» Your task
Pictures aside, write out every record exactly as it appears.

(Stored data)
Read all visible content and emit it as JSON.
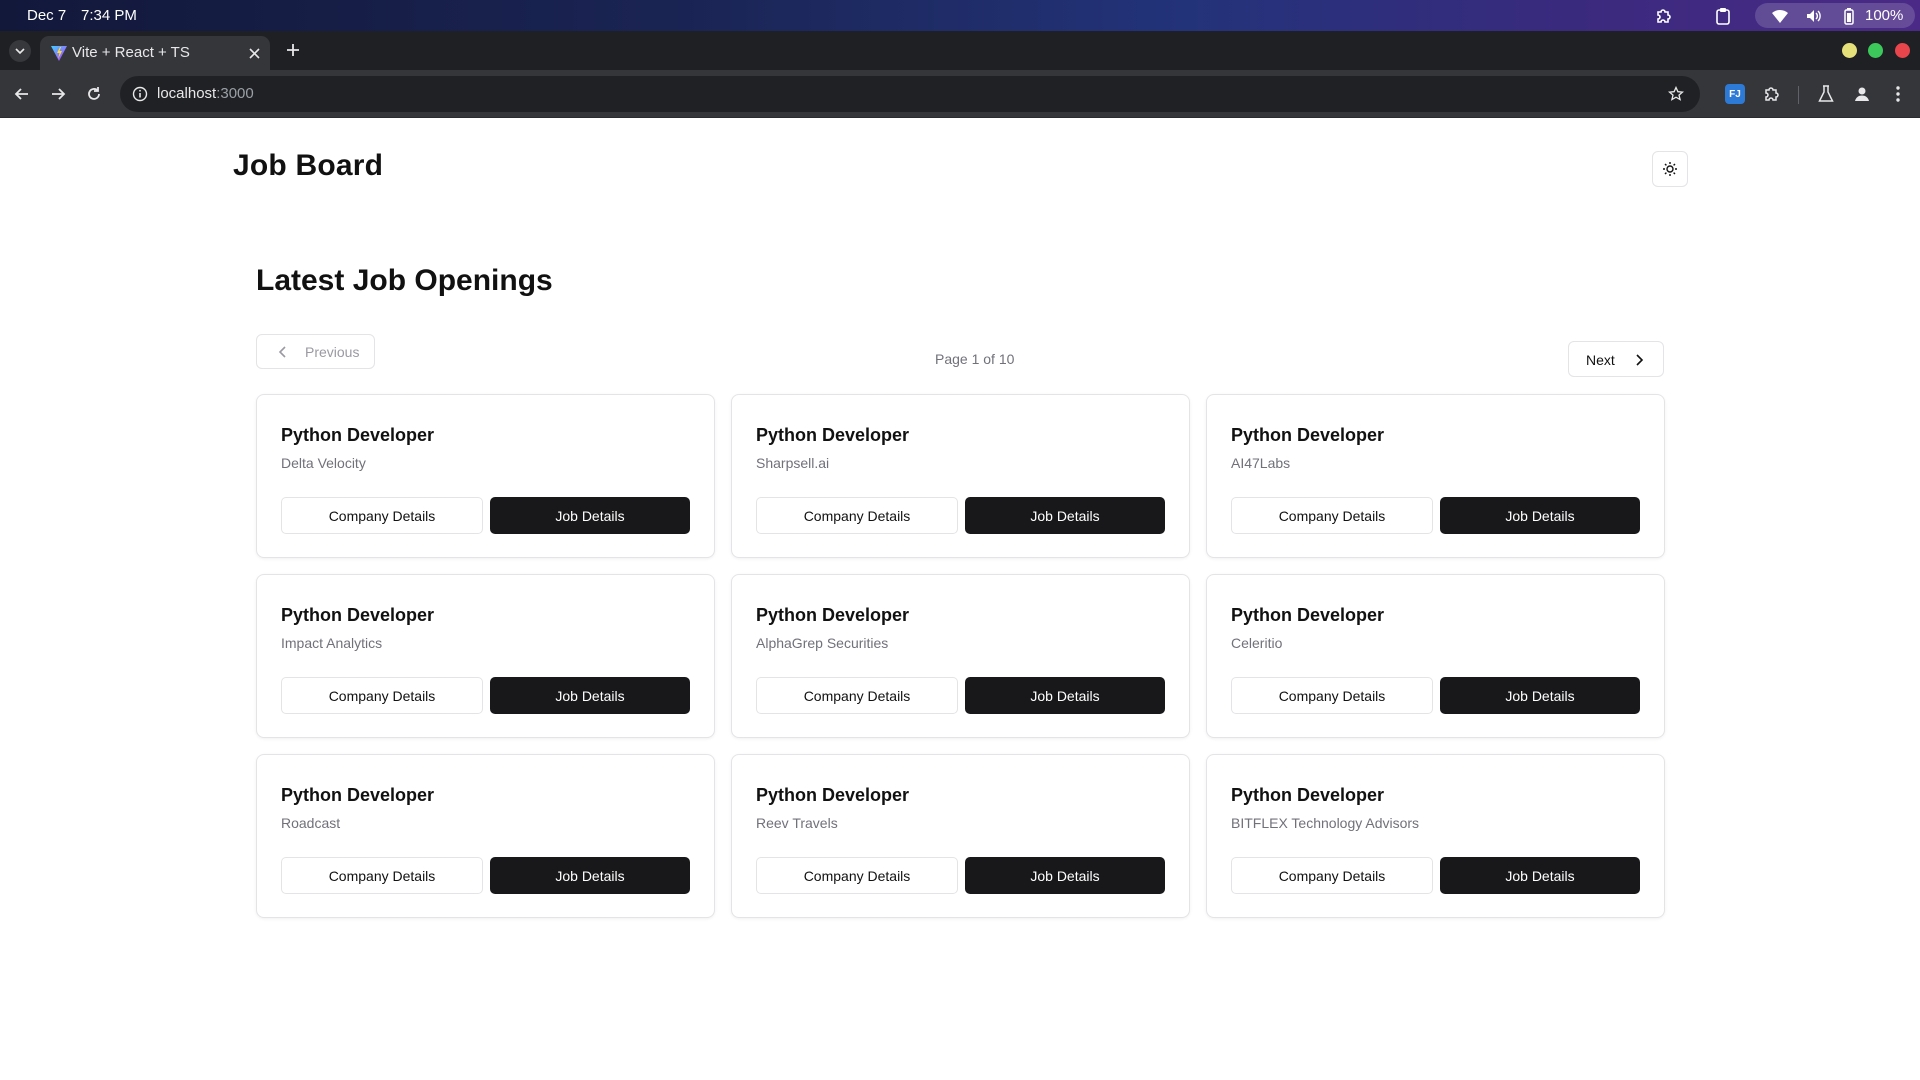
{
  "os": {
    "date": "Dec 7",
    "time": "7:34 PM",
    "battery": "100%",
    "icons": [
      "extension-puzzle-icon",
      "clipboard-icon",
      "wifi-icon",
      "volume-icon",
      "battery-icon"
    ]
  },
  "browser": {
    "tab_title": "Vite + React + TS",
    "url_host": "localhost",
    "url_port": ":3000",
    "extension_badge": "FJ",
    "window_controls": {
      "minimize": "#e5e07a",
      "maximize": "#3cc85a",
      "close": "#e8454c"
    }
  },
  "header": {
    "title": "Job Board",
    "theme_toggle_icon": "sun-icon"
  },
  "main": {
    "heading": "Latest Job Openings",
    "pagination": {
      "previous_label": "Previous",
      "next_label": "Next",
      "page_indicator": "Page 1 of 10"
    },
    "jobs": [
      {
        "title": "Python Developer",
        "company": "Delta Velocity",
        "company_btn": "Company Details",
        "job_btn": "Job Details"
      },
      {
        "title": "Python Developer",
        "company": "Sharpsell.ai",
        "company_btn": "Company Details",
        "job_btn": "Job Details"
      },
      {
        "title": "Python Developer",
        "company": "AI47Labs",
        "company_btn": "Company Details",
        "job_btn": "Job Details"
      },
      {
        "title": "Python Developer",
        "company": "Impact Analytics",
        "company_btn": "Company Details",
        "job_btn": "Job Details"
      },
      {
        "title": "Python Developer",
        "company": "AlphaGrep Securities",
        "company_btn": "Company Details",
        "job_btn": "Job Details"
      },
      {
        "title": "Python Developer",
        "company": "Celeritio",
        "company_btn": "Company Details",
        "job_btn": "Job Details"
      },
      {
        "title": "Python Developer",
        "company": "Roadcast",
        "company_btn": "Company Details",
        "job_btn": "Job Details"
      },
      {
        "title": "Python Developer",
        "company": "Reev Travels",
        "company_btn": "Company Details",
        "job_btn": "Job Details"
      },
      {
        "title": "Python Developer",
        "company": "BITFLEX Technology Advisors",
        "company_btn": "Company Details",
        "job_btn": "Job Details"
      }
    ]
  },
  "colors": {
    "primary_button": "#18181b",
    "border": "#e4e4e7",
    "muted_text": "#71717a"
  }
}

» Solution
Read all visible content and emit it as JSON.
{
  "os": {
    "date": "Dec 7",
    "time": "7:34 PM",
    "battery": "100%",
    "icons": [
      "extension-puzzle-icon",
      "clipboard-icon",
      "wifi-icon",
      "volume-icon",
      "battery-icon"
    ]
  },
  "browser": {
    "tab_title": "Vite + React + TS",
    "url_host": "localhost",
    "url_port": ":3000",
    "extension_badge": "FJ",
    "window_controls": {
      "minimize": "#e5e07a",
      "maximize": "#3cc85a",
      "close": "#e8454c"
    }
  },
  "header": {
    "title": "Job Board",
    "theme_toggle_icon": "sun-icon"
  },
  "main": {
    "heading": "Latest Job Openings",
    "pagination": {
      "previous_label": "Previous",
      "next_label": "Next",
      "page_indicator": "Page 1 of 10"
    },
    "jobs": [
      {
        "title": "Python Developer",
        "company": "Delta Velocity",
        "company_btn": "Company Details",
        "job_btn": "Job Details"
      },
      {
        "title": "Python Developer",
        "company": "Sharpsell.ai",
        "company_btn": "Company Details",
        "job_btn": "Job Details"
      },
      {
        "title": "Python Developer",
        "company": "AI47Labs",
        "company_btn": "Company Details",
        "job_btn": "Job Details"
      },
      {
        "title": "Python Developer",
        "company": "Impact Analytics",
        "company_btn": "Company Details",
        "job_btn": "Job Details"
      },
      {
        "title": "Python Developer",
        "company": "AlphaGrep Securities",
        "company_btn": "Company Details",
        "job_btn": "Job Details"
      },
      {
        "title": "Python Developer",
        "company": "Celeritio",
        "company_btn": "Company Details",
        "job_btn": "Job Details"
      },
      {
        "title": "Python Developer",
        "company": "Roadcast",
        "company_btn": "Company Details",
        "job_btn": "Job Details"
      },
      {
        "title": "Python Developer",
        "company": "Reev Travels",
        "company_btn": "Company Details",
        "job_btn": "Job Details"
      },
      {
        "title": "Python Developer",
        "company": "BITFLEX Technology Advisors",
        "company_btn": "Company Details",
        "job_btn": "Job Details"
      }
    ]
  },
  "colors": {
    "primary_button": "#18181b",
    "border": "#e4e4e7",
    "muted_text": "#71717a"
  }
}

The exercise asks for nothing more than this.